__Problem to solve__: Gather all lines in the records below that include the word "this".

Entries from a visual dataset
+ + + + + + +

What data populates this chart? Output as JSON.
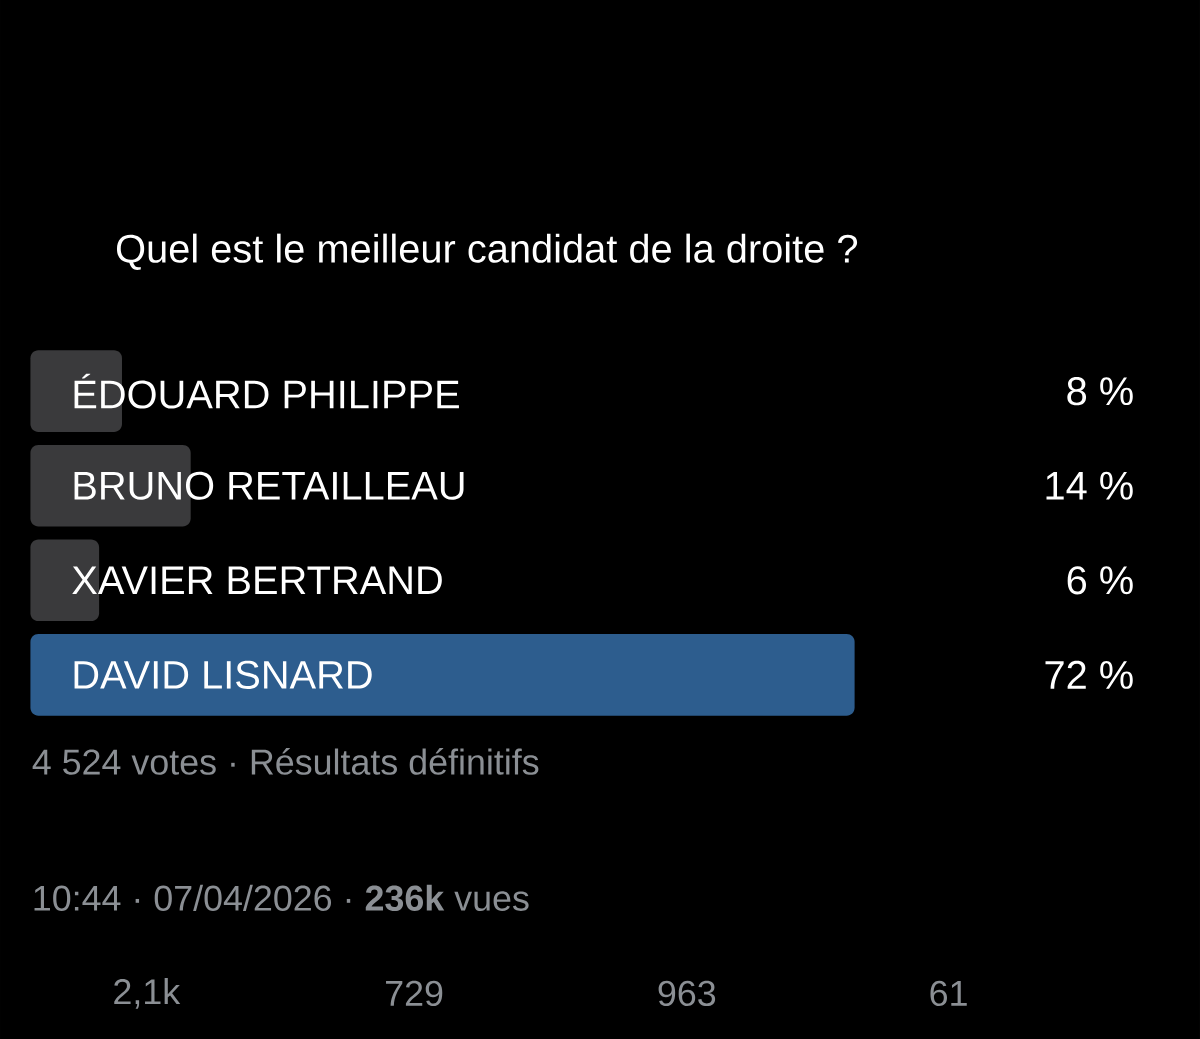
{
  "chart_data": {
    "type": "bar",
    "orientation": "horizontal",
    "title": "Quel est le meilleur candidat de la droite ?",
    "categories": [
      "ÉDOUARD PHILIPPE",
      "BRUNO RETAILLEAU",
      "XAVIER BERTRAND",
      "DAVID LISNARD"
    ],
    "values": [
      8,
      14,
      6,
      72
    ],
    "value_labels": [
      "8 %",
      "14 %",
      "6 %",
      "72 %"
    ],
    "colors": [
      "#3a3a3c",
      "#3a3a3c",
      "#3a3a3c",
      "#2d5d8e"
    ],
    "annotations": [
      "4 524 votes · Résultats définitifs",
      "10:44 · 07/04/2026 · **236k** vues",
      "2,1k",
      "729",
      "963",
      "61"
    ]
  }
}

+ + + + + + +

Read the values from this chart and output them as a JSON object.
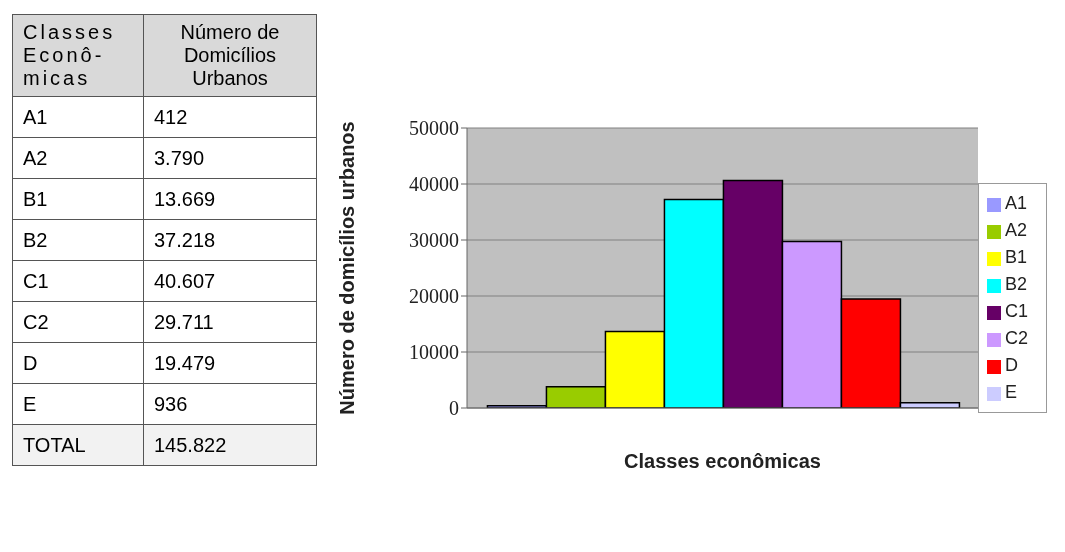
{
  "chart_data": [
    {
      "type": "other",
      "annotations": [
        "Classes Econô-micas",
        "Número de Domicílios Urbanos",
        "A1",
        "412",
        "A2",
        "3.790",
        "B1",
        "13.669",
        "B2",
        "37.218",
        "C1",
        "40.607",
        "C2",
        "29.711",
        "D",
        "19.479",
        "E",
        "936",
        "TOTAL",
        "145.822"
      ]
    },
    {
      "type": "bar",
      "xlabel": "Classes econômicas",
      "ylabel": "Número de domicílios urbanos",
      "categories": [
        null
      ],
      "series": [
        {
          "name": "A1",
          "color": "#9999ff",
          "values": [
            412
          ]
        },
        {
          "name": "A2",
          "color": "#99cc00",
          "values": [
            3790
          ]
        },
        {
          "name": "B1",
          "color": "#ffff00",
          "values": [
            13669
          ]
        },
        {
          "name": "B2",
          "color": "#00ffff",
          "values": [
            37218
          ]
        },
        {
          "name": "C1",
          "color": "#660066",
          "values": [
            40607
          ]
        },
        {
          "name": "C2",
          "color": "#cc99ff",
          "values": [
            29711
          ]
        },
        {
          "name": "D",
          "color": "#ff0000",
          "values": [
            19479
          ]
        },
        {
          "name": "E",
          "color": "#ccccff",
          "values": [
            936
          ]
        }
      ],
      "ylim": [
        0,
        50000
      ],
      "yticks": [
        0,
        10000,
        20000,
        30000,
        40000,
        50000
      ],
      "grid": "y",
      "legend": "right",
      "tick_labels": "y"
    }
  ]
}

+ + + + + + +

__Result of the task__:
What data populates this chart? Output as JSON.
Read the values from this chart and output them as a JSON object.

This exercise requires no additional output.